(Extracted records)
▬▬▬

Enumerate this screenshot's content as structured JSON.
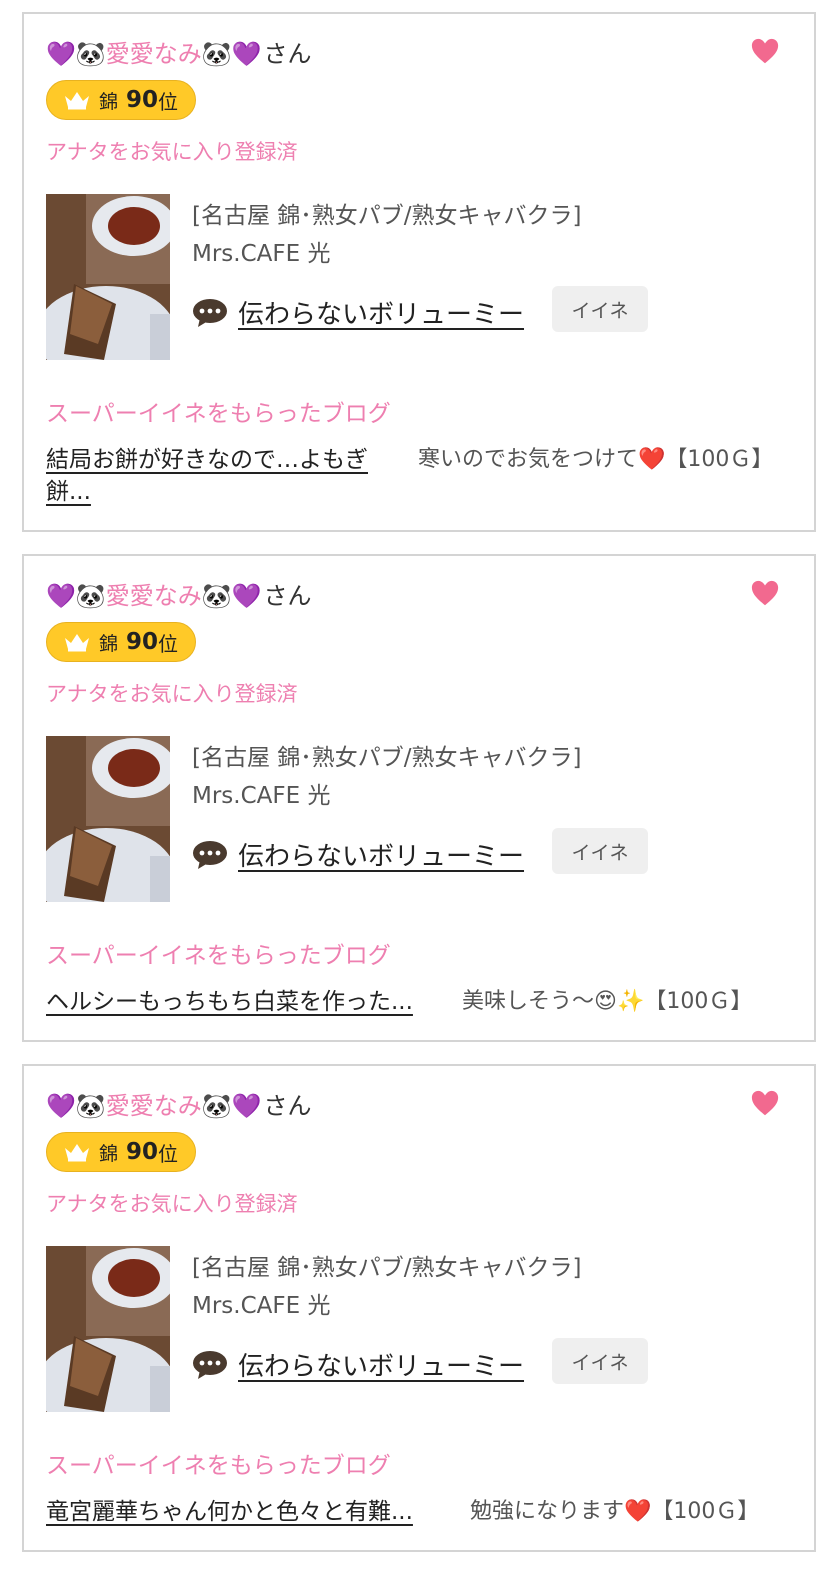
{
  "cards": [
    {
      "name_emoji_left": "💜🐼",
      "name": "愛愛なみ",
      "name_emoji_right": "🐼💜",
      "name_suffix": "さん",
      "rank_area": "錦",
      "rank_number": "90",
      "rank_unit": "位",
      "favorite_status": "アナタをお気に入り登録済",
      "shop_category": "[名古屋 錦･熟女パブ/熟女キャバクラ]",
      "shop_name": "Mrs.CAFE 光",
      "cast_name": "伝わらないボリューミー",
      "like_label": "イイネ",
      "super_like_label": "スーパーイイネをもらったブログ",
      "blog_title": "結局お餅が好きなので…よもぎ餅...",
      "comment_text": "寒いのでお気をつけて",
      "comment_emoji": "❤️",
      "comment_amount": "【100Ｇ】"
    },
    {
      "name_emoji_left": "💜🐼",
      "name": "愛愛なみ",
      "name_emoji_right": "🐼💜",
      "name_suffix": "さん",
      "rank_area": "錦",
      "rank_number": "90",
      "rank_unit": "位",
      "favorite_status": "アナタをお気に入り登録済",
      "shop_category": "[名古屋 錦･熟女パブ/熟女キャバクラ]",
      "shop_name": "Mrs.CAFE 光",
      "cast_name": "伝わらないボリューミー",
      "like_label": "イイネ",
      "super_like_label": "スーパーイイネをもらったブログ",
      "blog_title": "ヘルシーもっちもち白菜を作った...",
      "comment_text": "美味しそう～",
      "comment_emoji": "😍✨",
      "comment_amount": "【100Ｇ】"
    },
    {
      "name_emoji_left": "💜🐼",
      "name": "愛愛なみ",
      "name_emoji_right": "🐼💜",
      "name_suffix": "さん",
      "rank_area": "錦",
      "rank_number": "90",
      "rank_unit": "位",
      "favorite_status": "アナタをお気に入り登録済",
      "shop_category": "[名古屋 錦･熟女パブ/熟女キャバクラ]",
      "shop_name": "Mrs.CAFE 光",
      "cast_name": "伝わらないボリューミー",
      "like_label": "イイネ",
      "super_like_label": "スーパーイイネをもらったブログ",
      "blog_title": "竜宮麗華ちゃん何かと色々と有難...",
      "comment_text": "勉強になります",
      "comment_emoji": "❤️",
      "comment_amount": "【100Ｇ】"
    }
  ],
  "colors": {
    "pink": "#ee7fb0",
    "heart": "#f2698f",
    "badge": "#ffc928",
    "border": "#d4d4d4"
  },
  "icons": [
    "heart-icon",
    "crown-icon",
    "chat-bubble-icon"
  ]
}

▬▬▬

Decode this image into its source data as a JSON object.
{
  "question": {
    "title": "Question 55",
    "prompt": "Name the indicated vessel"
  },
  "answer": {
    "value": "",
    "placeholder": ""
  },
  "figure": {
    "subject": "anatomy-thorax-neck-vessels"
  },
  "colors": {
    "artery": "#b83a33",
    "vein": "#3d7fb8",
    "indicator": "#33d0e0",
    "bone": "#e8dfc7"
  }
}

▬▬▬

YOUR OBJECTIVE -
Identify and extract each line of the listing that contains "this".

EXERCISE RESULT -
Enumerate this screenshot's content as structured JSON.
Decode this image into its source data as a JSON object.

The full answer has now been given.